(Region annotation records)
------------------------
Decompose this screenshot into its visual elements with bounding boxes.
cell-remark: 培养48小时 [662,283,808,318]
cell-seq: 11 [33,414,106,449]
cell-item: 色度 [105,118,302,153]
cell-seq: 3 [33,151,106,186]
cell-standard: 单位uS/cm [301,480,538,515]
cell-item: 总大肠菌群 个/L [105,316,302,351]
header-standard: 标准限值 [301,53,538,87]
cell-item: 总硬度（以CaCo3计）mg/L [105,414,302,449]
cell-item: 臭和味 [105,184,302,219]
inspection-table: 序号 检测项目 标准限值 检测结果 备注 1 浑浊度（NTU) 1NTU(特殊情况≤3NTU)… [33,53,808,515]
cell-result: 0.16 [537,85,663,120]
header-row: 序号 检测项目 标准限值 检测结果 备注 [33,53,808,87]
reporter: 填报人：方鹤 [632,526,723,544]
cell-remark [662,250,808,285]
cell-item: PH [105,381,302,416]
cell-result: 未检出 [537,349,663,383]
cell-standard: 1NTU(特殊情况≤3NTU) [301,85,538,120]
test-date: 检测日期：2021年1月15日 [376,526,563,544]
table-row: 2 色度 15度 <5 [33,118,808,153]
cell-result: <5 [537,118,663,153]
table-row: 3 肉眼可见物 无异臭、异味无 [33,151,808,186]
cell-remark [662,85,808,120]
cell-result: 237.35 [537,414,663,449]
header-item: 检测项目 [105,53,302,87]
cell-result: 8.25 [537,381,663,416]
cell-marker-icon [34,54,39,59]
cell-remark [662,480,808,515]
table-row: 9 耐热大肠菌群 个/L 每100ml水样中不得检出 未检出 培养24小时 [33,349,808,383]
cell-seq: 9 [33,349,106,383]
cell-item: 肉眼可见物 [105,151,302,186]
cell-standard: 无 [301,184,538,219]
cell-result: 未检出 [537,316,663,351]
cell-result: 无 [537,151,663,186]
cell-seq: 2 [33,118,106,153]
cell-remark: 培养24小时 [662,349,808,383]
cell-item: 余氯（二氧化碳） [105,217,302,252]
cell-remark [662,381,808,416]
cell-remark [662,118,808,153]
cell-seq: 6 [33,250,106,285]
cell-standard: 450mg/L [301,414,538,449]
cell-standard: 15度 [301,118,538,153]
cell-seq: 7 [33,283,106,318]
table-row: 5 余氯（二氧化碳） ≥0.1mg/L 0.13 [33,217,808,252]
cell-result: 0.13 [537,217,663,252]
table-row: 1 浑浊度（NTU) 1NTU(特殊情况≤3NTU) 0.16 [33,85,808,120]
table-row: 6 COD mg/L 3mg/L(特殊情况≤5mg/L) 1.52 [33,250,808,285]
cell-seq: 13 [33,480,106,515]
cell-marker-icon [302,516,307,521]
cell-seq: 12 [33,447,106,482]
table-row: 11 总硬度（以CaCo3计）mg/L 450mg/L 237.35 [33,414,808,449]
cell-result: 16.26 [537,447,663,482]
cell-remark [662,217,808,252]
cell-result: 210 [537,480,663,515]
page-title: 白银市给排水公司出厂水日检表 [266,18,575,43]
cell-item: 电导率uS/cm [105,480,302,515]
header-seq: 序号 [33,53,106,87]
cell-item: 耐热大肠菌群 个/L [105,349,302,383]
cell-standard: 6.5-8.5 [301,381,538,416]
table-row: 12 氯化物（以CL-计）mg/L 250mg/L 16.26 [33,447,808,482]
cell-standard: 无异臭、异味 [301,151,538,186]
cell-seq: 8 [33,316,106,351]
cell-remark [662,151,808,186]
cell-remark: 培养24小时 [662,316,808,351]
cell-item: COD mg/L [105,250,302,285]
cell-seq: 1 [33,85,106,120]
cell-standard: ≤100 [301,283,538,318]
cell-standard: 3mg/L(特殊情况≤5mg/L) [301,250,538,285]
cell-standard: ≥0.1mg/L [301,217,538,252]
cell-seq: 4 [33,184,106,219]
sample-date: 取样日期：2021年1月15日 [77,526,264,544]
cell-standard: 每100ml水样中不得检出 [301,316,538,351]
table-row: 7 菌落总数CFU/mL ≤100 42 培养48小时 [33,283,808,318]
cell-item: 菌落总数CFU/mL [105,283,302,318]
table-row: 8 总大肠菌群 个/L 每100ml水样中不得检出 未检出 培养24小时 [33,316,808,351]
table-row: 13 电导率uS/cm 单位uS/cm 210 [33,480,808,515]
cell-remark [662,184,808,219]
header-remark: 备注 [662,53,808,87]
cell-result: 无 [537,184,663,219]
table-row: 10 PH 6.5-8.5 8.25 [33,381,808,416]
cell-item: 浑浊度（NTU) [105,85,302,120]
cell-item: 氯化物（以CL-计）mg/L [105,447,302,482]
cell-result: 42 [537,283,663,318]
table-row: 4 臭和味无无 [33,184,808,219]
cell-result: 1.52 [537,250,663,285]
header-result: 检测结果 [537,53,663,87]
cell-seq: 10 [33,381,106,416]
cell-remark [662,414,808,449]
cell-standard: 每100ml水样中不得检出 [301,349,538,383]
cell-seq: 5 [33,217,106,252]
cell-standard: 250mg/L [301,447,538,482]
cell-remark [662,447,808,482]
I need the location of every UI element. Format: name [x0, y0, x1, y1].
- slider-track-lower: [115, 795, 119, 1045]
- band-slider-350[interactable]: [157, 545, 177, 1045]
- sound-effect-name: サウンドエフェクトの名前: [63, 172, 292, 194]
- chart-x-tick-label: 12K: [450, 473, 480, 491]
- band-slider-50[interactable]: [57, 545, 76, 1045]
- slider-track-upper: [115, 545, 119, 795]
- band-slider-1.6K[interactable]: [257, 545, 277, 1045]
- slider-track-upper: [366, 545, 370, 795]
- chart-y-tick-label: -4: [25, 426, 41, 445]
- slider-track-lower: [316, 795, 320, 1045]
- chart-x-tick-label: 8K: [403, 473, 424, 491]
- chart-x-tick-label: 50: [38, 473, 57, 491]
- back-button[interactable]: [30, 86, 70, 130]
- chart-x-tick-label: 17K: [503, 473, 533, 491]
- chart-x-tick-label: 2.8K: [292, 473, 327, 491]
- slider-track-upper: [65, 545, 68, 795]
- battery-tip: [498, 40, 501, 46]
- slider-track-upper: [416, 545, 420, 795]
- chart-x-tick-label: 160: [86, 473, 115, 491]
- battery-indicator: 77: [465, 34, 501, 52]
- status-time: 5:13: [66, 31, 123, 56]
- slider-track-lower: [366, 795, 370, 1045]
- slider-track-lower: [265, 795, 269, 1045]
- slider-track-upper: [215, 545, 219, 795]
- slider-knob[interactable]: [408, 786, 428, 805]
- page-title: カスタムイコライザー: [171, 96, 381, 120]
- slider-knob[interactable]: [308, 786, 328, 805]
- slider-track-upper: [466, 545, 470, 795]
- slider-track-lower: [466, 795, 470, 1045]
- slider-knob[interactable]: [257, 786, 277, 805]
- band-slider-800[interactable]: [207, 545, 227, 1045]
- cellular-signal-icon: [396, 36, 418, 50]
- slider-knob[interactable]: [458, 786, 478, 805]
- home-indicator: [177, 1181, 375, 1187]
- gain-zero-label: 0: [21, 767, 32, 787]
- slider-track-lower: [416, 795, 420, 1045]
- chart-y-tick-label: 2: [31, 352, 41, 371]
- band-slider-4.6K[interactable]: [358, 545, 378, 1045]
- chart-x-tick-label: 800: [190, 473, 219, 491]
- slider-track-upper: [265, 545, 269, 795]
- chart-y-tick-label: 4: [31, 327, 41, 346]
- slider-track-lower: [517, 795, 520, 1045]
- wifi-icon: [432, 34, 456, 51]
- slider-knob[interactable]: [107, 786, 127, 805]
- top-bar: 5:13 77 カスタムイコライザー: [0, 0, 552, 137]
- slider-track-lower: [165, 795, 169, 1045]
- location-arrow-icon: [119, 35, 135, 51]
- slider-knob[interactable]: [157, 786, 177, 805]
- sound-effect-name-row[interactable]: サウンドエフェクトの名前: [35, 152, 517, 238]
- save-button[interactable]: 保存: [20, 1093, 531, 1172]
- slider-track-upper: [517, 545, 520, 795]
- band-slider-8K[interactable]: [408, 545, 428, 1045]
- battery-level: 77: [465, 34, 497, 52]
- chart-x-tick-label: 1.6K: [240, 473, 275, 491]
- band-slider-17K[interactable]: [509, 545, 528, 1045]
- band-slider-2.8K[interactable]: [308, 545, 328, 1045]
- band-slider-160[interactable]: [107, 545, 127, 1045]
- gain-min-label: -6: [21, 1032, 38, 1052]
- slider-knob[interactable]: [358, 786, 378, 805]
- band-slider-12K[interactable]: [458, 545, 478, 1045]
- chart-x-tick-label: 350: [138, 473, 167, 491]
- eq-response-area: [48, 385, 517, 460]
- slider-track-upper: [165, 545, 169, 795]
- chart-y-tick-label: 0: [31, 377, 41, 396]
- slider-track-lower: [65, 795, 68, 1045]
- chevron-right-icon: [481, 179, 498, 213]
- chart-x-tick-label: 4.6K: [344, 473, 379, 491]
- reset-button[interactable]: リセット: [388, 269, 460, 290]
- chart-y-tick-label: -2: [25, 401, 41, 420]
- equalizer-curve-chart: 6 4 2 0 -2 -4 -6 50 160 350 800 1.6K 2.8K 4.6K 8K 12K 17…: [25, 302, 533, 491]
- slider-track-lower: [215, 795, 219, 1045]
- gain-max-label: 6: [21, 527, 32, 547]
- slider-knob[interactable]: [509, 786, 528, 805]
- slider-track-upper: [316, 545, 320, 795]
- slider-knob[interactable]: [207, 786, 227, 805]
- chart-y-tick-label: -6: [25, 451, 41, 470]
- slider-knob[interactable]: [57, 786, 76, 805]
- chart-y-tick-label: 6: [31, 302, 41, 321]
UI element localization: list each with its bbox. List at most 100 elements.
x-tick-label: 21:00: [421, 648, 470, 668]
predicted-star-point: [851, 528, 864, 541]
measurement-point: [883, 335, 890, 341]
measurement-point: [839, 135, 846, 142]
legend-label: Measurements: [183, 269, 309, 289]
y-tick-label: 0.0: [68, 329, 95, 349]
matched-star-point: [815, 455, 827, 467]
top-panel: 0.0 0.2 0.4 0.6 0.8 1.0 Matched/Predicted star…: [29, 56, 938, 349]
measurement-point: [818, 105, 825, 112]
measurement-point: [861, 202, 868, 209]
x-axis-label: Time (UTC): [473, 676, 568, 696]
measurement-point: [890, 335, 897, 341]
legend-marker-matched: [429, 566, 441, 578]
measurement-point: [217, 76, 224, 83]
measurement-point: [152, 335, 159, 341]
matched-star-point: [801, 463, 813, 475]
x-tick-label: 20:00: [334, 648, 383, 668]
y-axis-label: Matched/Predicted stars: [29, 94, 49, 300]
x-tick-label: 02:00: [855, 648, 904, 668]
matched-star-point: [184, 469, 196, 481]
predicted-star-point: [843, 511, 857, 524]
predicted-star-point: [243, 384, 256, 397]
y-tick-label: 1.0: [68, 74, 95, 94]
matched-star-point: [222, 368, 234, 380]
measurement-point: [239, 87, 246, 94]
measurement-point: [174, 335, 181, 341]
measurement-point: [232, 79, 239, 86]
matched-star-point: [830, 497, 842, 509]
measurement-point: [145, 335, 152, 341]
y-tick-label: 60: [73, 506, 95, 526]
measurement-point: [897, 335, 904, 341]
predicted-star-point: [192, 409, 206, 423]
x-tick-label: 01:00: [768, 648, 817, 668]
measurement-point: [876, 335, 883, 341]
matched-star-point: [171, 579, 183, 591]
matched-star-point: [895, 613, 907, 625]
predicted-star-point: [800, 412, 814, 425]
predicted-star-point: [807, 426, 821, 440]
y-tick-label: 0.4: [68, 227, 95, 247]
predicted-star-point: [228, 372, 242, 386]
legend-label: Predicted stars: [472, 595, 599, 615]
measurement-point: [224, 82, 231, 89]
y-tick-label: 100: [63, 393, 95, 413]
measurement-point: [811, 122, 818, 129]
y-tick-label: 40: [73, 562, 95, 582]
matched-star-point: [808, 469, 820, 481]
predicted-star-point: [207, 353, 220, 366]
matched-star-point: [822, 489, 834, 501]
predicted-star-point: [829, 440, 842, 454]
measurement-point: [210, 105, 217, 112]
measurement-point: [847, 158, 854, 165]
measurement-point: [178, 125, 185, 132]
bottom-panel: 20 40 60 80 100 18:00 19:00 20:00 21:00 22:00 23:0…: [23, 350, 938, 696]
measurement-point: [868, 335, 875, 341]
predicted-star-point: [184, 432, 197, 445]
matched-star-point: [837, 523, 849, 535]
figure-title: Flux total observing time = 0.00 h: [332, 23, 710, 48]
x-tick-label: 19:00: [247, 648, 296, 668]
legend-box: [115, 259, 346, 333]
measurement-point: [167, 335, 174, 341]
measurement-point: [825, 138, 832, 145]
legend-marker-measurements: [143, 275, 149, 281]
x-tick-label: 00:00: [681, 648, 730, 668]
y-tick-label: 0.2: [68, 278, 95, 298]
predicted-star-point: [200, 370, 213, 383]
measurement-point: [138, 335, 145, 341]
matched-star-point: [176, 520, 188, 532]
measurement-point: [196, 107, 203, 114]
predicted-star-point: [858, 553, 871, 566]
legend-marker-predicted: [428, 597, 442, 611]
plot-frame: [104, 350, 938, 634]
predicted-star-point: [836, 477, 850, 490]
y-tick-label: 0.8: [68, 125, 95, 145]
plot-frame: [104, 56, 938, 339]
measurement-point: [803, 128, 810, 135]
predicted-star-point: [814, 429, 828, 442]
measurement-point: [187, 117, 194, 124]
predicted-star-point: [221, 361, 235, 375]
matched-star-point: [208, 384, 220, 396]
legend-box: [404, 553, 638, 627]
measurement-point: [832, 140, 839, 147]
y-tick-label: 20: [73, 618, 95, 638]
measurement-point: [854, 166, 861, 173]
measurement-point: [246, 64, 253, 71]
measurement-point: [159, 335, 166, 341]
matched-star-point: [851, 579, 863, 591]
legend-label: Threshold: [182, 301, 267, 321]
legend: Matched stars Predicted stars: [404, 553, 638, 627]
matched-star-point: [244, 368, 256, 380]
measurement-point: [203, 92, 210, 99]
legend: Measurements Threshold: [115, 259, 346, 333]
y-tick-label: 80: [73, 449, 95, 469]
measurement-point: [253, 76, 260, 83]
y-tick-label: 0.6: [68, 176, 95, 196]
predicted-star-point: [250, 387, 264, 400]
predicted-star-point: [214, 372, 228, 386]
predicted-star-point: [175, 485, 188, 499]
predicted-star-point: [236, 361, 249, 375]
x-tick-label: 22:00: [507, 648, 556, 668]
------------------------
## Aim of the task:
Reproduce verbatim the lines starting at the beginning of the records above and ending at the line containing "header-standard: 标准限值 [301,53,538,87]", including both ends.

## Written answer:
Decompose this screenshot into its visual elements with bounding boxes.
cell-remark: 培养48小时 [662,283,808,318]
cell-seq: 11 [33,414,106,449]
cell-item: 色度 [105,118,302,153]
cell-seq: 3 [33,151,106,186]
cell-standard: 单位uS/cm [301,480,538,515]
cell-item: 总大肠菌群 个/L [105,316,302,351]
header-standard: 标准限值 [301,53,538,87]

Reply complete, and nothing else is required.